▶ _What is needed_: Exact reproduction of the data is required, with images excluded.

▶ _Exercise material_:
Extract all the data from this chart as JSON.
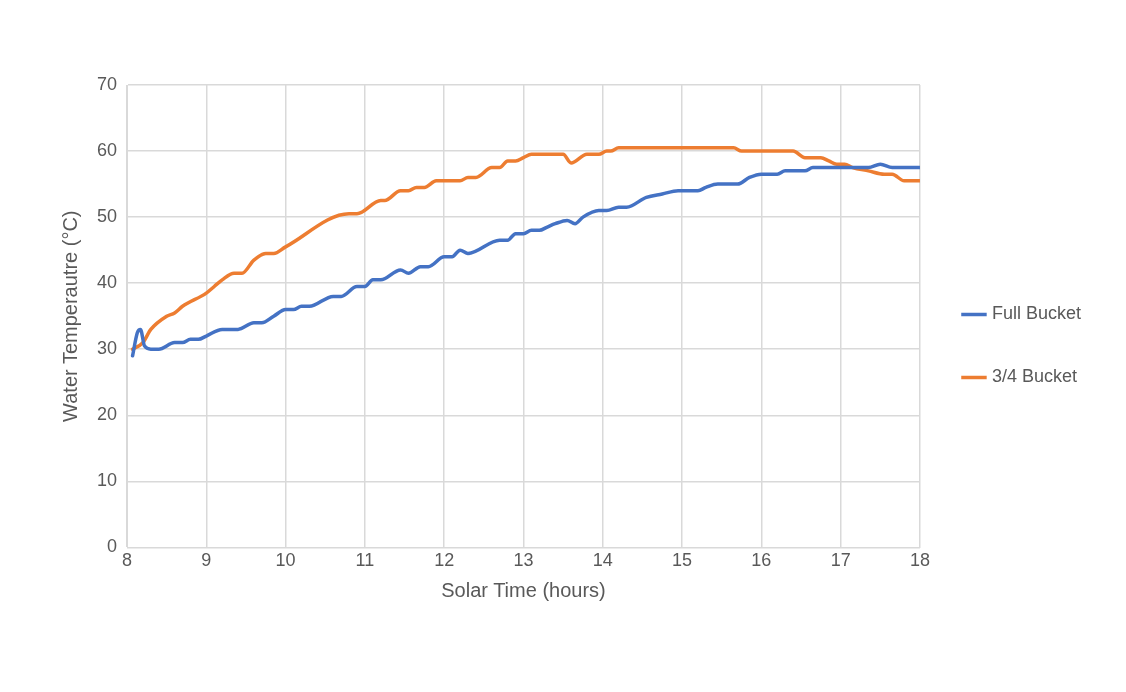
{
  "chart_data": {
    "type": "line",
    "xlabel": "Solar Time (hours)",
    "ylabel": "Water Temperautre (°C)",
    "xlim": [
      8,
      18
    ],
    "xticks": [
      8,
      9,
      10,
      11,
      12,
      13,
      14,
      15,
      16,
      17,
      18
    ],
    "ylim": [
      0,
      70
    ],
    "yticks": [
      0,
      10,
      20,
      30,
      40,
      50,
      60,
      70
    ],
    "grid": true,
    "legend": "right",
    "marker": "none",
    "line_style": "solid",
    "series": [
      {
        "name": "Full Bucket",
        "color": "#4472c4",
        "x": [
          8.07,
          8.13,
          8.17,
          8.22,
          8.3,
          8.4,
          8.6,
          8.7,
          8.8,
          8.9,
          9.0,
          9.2,
          9.4,
          9.6,
          9.7,
          9.85,
          10.0,
          10.1,
          10.2,
          10.3,
          10.6,
          10.7,
          10.9,
          11.0,
          11.1,
          11.2,
          11.45,
          11.55,
          11.7,
          11.8,
          12.0,
          12.1,
          12.2,
          12.3,
          12.7,
          12.8,
          12.9,
          13.0,
          13.1,
          13.2,
          13.3,
          13.4,
          13.55,
          13.65,
          13.75,
          13.95,
          14.05,
          14.2,
          14.3,
          14.55,
          14.75,
          14.95,
          15.2,
          15.3,
          15.45,
          15.7,
          15.85,
          16.0,
          16.2,
          16.3,
          16.55,
          16.65,
          17.35,
          17.5,
          17.65,
          18.0
        ],
        "values": [
          29,
          32.5,
          33,
          30.5,
          30,
          30,
          31,
          31,
          31.5,
          31.5,
          32,
          33,
          33,
          34,
          34,
          35,
          36,
          36,
          36.5,
          36.5,
          38,
          38,
          39.5,
          39.5,
          40.5,
          40.5,
          42,
          41.5,
          42.5,
          42.5,
          44,
          44,
          45,
          44.5,
          46.5,
          46.5,
          47.5,
          47.5,
          48,
          48,
          48.5,
          49,
          49.5,
          49,
          50,
          51,
          51,
          51.5,
          51.5,
          53,
          53.5,
          54,
          54,
          54.5,
          55,
          55,
          56,
          56.5,
          56.5,
          57,
          57,
          57.5,
          57.5,
          58,
          57.5,
          57.5
        ]
      },
      {
        "name": "3/4 Bucket",
        "color": "#ed7d31",
        "x": [
          8.07,
          8.2,
          8.3,
          8.5,
          8.6,
          8.7,
          9.0,
          9.1,
          9.2,
          9.35,
          9.45,
          9.6,
          9.75,
          9.85,
          10.0,
          10.8,
          10.9,
          11.2,
          11.25,
          11.45,
          11.55,
          11.65,
          11.75,
          11.9,
          12.2,
          12.3,
          12.4,
          12.6,
          12.7,
          12.8,
          12.9,
          13.0,
          13.1,
          13.5,
          13.6,
          13.8,
          13.95,
          14.05,
          14.1,
          14.2,
          15.65,
          15.75,
          16.4,
          16.55,
          16.75,
          16.85,
          16.95,
          17.05,
          17.15,
          17.35,
          17.55,
          17.65,
          17.8,
          18.0
        ],
        "values": [
          30,
          31,
          33,
          35,
          35.5,
          36.5,
          38.5,
          39.5,
          40.5,
          41.5,
          41.5,
          43.5,
          44.5,
          44.5,
          45.5,
          50.5,
          50.5,
          52.5,
          52.5,
          54,
          54,
          54.5,
          54.5,
          55.5,
          55.5,
          56,
          56,
          57.5,
          57.5,
          58.5,
          58.5,
          59,
          59.5,
          59.5,
          58.2,
          59.5,
          59.5,
          60,
          60,
          60.5,
          60.5,
          60,
          60,
          59,
          59,
          58.5,
          58,
          58,
          57.5,
          57,
          56.5,
          56.5,
          55.5,
          55.5
        ]
      }
    ]
  }
}
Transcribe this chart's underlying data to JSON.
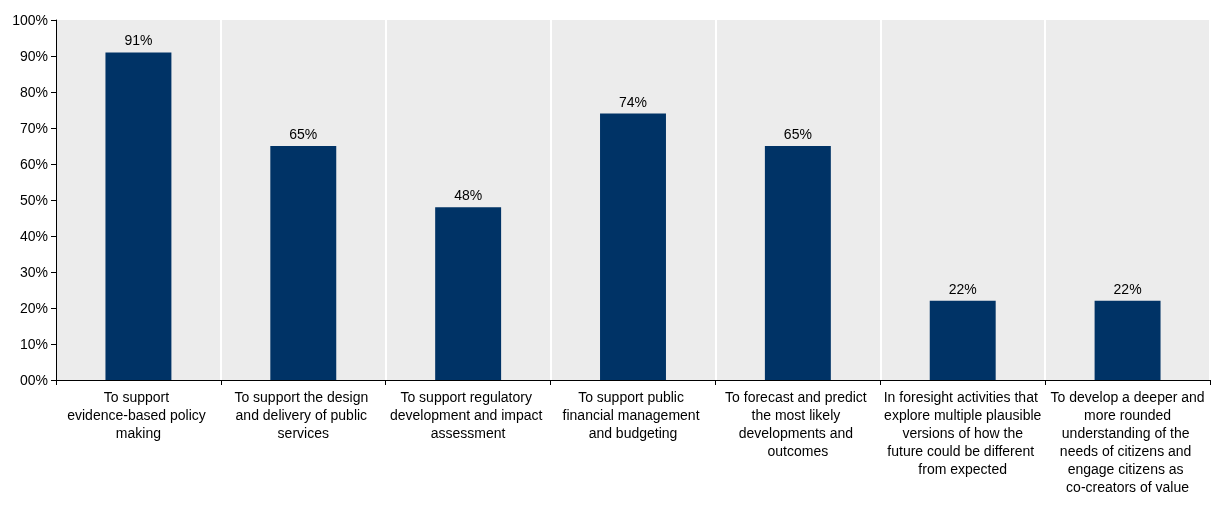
{
  "chart_data": {
    "type": "bar",
    "categories": [
      "To support evidence-based policy making",
      "To support the design and delivery of public services",
      "To support regulatory development and impact assessment",
      "To support public financial management and budgeting",
      "To forecast and predict the most likely developments and outcomes",
      "In foresight activities that explore multiple plausible versions of how the future could be different from expected",
      "To develop a deeper and more rounded understanding of the needs of citizens and engage citizens as co-creators of value"
    ],
    "values": [
      91,
      65,
      48,
      74,
      65,
      22,
      22
    ],
    "value_labels": [
      "91%",
      "65%",
      "48%",
      "74%",
      "65%",
      "22%",
      "22%"
    ],
    "color": "#003366",
    "ylim": [
      0,
      100
    ],
    "yticks": [
      {
        "value": 0,
        "label": "00%"
      },
      {
        "value": 10,
        "label": "10%"
      },
      {
        "value": 20,
        "label": "20%"
      },
      {
        "value": 30,
        "label": "30%"
      },
      {
        "value": 40,
        "label": "40%"
      },
      {
        "value": 50,
        "label": "50%"
      },
      {
        "value": 60,
        "label": "60%"
      },
      {
        "value": 70,
        "label": "70%"
      },
      {
        "value": 80,
        "label": "80%"
      },
      {
        "value": 90,
        "label": "90%"
      },
      {
        "value": 100,
        "label": "100%"
      }
    ],
    "grid": "x"
  }
}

▶ _Output of the exercise_:
Extract all the data from this chart as JSON.
{
  "chart_data": {
    "type": "line",
    "xlabel": "Solar Time (hours)",
    "ylabel": "Water Temperautre (°C)",
    "xlim": [
      8,
      18
    ],
    "xticks": [
      8,
      9,
      10,
      11,
      12,
      13,
      14,
      15,
      16,
      17,
      18
    ],
    "ylim": [
      0,
      70
    ],
    "yticks": [
      0,
      10,
      20,
      30,
      40,
      50,
      60,
      70
    ],
    "grid": true,
    "legend": "right",
    "marker": "none",
    "line_style": "solid",
    "series": [
      {
        "name": "Full Bucket",
        "color": "#4472c4",
        "x": [
          8.07,
          8.13,
          8.17,
          8.22,
          8.3,
          8.4,
          8.6,
          8.7,
          8.8,
          8.9,
          9.0,
          9.2,
          9.4,
          9.6,
          9.7,
          9.85,
          10.0,
          10.1,
          10.2,
          10.3,
          10.6,
          10.7,
          10.9,
          11.0,
          11.1,
          11.2,
          11.45,
          11.55,
          11.7,
          11.8,
          12.0,
          12.1,
          12.2,
          12.3,
          12.7,
          12.8,
          12.9,
          13.0,
          13.1,
          13.2,
          13.3,
          13.4,
          13.55,
          13.65,
          13.75,
          13.95,
          14.05,
          14.2,
          14.3,
          14.55,
          14.75,
          14.95,
          15.2,
          15.3,
          15.45,
          15.7,
          15.85,
          16.0,
          16.2,
          16.3,
          16.55,
          16.65,
          17.35,
          17.5,
          17.65,
          18.0
        ],
        "values": [
          29,
          32.5,
          33,
          30.5,
          30,
          30,
          31,
          31,
          31.5,
          31.5,
          32,
          33,
          33,
          34,
          34,
          35,
          36,
          36,
          36.5,
          36.5,
          38,
          38,
          39.5,
          39.5,
          40.5,
          40.5,
          42,
          41.5,
          42.5,
          42.5,
          44,
          44,
          45,
          44.5,
          46.5,
          46.5,
          47.5,
          47.5,
          48,
          48,
          48.5,
          49,
          49.5,
          49,
          50,
          51,
          51,
          51.5,
          51.5,
          53,
          53.5,
          54,
          54,
          54.5,
          55,
          55,
          56,
          56.5,
          56.5,
          57,
          57,
          57.5,
          57.5,
          58,
          57.5,
          57.5
        ]
      },
      {
        "name": "3/4 Bucket",
        "color": "#ed7d31",
        "x": [
          8.07,
          8.2,
          8.3,
          8.5,
          8.6,
          8.7,
          9.0,
          9.1,
          9.2,
          9.35,
          9.45,
          9.6,
          9.75,
          9.85,
          10.0,
          10.8,
          10.9,
          11.2,
          11.25,
          11.45,
          11.55,
          11.65,
          11.75,
          11.9,
          12.2,
          12.3,
          12.4,
          12.6,
          12.7,
          12.8,
          12.9,
          13.0,
          13.1,
          13.5,
          13.6,
          13.8,
          13.95,
          14.05,
          14.1,
          14.2,
          15.65,
          15.75,
          16.4,
          16.55,
          16.75,
          16.85,
          16.95,
          17.05,
          17.15,
          17.35,
          17.55,
          17.65,
          17.8,
          18.0
        ],
        "values": [
          30,
          31,
          33,
          35,
          35.5,
          36.5,
          38.5,
          39.5,
          40.5,
          41.5,
          41.5,
          43.5,
          44.5,
          44.5,
          45.5,
          50.5,
          50.5,
          52.5,
          52.5,
          54,
          54,
          54.5,
          54.5,
          55.5,
          55.5,
          56,
          56,
          57.5,
          57.5,
          58.5,
          58.5,
          59,
          59.5,
          59.5,
          58.2,
          59.5,
          59.5,
          60,
          60,
          60.5,
          60.5,
          60,
          60,
          59,
          59,
          58.5,
          58,
          58,
          57.5,
          57,
          56.5,
          56.5,
          55.5,
          55.5
        ]
      }
    ]
  }
}
Transcribe this chart's underlying data to JSON.
{
  "chart_data": {
    "type": "bar",
    "categories": [
      "To support evidence-based policy making",
      "To support the design and delivery of public services",
      "To support regulatory development and impact assessment",
      "To support public financial management and budgeting",
      "To forecast and predict the most likely developments and outcomes",
      "In foresight activities that explore multiple plausible versions of how the future could be different from expected",
      "To develop a deeper and more rounded understanding of the needs of citizens and engage citizens as co-creators of value"
    ],
    "values": [
      91,
      65,
      48,
      74,
      65,
      22,
      22
    ],
    "value_labels": [
      "91%",
      "65%",
      "48%",
      "74%",
      "65%",
      "22%",
      "22%"
    ],
    "color": "#003366",
    "ylim": [
      0,
      100
    ],
    "yticks": [
      {
        "value": 0,
        "label": "00%"
      },
      {
        "value": 10,
        "label": "10%"
      },
      {
        "value": 20,
        "label": "20%"
      },
      {
        "value": 30,
        "label": "30%"
      },
      {
        "value": 40,
        "label": "40%"
      },
      {
        "value": 50,
        "label": "50%"
      },
      {
        "value": 60,
        "label": "60%"
      },
      {
        "value": 70,
        "label": "70%"
      },
      {
        "value": 80,
        "label": "80%"
      },
      {
        "value": 90,
        "label": "90%"
      },
      {
        "value": 100,
        "label": "100%"
      }
    ],
    "grid": "x"
  }
}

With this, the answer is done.